**EXERCISE DESCRIPTION**:
Here are some records; copy every line that holds the word "placeholder".

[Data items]
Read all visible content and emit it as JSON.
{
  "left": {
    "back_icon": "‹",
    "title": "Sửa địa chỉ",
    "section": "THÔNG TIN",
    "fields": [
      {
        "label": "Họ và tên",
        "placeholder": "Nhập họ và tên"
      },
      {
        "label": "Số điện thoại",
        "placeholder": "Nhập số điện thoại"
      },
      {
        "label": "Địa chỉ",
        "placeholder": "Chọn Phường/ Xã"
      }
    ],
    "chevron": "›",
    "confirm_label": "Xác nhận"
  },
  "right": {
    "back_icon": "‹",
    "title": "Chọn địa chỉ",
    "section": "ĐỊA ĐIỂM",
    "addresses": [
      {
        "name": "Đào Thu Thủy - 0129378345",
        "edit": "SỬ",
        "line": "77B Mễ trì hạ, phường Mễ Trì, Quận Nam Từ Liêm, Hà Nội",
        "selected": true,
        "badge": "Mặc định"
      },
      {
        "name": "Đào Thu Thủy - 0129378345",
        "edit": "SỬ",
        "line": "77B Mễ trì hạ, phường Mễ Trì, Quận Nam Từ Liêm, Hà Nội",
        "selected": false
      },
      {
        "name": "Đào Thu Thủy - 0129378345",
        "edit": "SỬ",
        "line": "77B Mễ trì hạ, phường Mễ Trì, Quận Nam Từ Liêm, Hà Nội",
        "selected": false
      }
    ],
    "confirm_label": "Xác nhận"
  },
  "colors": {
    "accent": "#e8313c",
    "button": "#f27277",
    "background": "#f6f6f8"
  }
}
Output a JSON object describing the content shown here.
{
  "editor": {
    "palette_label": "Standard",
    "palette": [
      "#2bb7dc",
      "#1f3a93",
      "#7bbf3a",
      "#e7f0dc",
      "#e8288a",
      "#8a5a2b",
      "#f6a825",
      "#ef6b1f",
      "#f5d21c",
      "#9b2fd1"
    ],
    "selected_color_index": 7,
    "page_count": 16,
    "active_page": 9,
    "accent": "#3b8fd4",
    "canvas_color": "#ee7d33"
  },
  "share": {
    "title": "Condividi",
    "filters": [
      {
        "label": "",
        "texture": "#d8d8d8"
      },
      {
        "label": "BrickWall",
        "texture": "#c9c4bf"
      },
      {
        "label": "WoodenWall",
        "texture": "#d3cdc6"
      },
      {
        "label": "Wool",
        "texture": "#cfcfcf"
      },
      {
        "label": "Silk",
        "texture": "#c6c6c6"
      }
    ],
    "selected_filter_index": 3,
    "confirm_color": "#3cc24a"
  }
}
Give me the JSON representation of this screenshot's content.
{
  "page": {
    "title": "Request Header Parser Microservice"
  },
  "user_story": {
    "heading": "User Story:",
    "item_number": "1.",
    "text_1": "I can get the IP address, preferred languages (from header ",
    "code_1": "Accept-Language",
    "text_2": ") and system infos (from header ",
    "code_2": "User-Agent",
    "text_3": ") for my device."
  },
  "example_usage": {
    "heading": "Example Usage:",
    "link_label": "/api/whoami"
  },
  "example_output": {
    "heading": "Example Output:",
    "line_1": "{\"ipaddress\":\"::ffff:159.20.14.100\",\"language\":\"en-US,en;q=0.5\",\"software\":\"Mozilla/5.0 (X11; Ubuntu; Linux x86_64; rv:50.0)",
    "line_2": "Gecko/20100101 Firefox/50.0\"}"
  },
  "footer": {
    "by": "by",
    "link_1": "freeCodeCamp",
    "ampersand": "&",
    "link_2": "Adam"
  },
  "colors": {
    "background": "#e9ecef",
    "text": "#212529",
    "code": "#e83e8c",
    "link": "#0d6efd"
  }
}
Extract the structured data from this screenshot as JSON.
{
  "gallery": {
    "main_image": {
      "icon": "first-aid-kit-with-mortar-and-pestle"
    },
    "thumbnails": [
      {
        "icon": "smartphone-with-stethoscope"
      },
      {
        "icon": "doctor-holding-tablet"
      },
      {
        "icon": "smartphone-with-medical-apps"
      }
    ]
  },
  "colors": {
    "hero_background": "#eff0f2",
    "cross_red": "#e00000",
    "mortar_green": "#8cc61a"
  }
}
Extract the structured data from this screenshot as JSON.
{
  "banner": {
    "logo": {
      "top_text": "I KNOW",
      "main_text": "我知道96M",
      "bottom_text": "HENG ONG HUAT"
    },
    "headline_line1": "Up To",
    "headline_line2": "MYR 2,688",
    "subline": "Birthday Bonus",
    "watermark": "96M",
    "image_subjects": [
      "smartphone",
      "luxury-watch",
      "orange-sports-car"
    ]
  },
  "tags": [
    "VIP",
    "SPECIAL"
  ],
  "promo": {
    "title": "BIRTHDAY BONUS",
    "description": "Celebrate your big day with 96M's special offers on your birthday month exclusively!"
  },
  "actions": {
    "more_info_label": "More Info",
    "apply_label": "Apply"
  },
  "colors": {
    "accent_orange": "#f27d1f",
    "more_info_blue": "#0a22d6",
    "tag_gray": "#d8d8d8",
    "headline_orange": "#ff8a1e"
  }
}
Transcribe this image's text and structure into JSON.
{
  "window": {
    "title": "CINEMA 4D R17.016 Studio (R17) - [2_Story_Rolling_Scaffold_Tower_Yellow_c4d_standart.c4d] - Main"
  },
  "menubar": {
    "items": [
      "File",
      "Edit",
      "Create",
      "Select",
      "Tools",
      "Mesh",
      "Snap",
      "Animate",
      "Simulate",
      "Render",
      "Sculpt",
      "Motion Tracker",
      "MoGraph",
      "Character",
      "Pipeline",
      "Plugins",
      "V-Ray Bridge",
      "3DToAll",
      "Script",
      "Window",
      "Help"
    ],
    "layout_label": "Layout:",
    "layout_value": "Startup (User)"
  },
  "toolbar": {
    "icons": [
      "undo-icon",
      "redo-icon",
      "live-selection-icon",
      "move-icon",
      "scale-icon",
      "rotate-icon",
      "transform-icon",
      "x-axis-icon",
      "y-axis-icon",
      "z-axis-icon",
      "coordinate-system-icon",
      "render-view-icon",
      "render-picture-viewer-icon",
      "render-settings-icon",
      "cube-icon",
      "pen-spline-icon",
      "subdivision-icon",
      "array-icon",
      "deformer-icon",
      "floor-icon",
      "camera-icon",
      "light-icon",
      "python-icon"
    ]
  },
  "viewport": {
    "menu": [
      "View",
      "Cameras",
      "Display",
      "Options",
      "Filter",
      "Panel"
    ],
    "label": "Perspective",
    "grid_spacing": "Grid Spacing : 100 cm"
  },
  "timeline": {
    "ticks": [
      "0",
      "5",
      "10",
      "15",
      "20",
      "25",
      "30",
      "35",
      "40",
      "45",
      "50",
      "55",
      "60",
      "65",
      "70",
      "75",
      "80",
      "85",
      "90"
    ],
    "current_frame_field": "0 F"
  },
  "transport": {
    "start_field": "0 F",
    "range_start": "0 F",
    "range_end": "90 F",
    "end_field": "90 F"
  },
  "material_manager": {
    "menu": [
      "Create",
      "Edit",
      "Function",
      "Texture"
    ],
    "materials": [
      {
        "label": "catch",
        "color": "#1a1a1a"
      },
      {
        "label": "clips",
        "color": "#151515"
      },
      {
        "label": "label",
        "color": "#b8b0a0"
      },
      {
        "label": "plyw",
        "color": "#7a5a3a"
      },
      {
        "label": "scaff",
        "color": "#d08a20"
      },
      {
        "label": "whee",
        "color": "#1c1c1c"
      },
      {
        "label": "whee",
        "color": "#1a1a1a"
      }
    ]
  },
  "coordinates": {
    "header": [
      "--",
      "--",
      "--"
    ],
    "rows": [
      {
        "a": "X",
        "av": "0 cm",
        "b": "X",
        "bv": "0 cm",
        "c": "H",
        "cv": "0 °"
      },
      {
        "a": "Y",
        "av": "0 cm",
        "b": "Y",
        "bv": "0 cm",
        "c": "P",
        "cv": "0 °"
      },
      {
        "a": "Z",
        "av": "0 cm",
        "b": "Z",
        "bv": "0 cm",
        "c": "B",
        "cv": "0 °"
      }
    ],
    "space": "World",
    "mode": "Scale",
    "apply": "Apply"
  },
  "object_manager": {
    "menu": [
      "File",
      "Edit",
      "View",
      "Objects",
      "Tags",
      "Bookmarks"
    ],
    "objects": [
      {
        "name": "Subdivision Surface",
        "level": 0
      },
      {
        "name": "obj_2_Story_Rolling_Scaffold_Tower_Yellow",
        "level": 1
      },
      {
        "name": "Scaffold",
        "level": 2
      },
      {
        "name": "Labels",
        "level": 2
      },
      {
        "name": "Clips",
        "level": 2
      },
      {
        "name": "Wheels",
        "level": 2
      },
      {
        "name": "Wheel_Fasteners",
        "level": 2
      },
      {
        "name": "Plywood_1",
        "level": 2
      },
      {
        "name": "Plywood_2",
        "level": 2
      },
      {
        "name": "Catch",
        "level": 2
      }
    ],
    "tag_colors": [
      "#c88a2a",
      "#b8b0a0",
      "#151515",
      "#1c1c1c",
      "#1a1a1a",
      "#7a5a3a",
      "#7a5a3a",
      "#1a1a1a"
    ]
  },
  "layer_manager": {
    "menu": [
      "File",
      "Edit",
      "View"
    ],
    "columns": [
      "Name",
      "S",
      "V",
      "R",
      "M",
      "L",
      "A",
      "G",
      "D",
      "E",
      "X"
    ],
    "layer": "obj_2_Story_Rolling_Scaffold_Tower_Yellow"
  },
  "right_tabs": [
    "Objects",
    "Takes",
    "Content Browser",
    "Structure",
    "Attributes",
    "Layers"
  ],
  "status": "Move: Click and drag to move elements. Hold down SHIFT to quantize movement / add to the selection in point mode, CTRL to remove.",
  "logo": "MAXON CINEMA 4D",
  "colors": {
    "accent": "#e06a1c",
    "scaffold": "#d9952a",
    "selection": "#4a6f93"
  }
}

**EXERCISE RESULT**:
        "placeholder": "Nhập họ và tên"
        "placeholder": "Nhập số điện thoại"
        "placeholder": "Chọn Phường/ Xã"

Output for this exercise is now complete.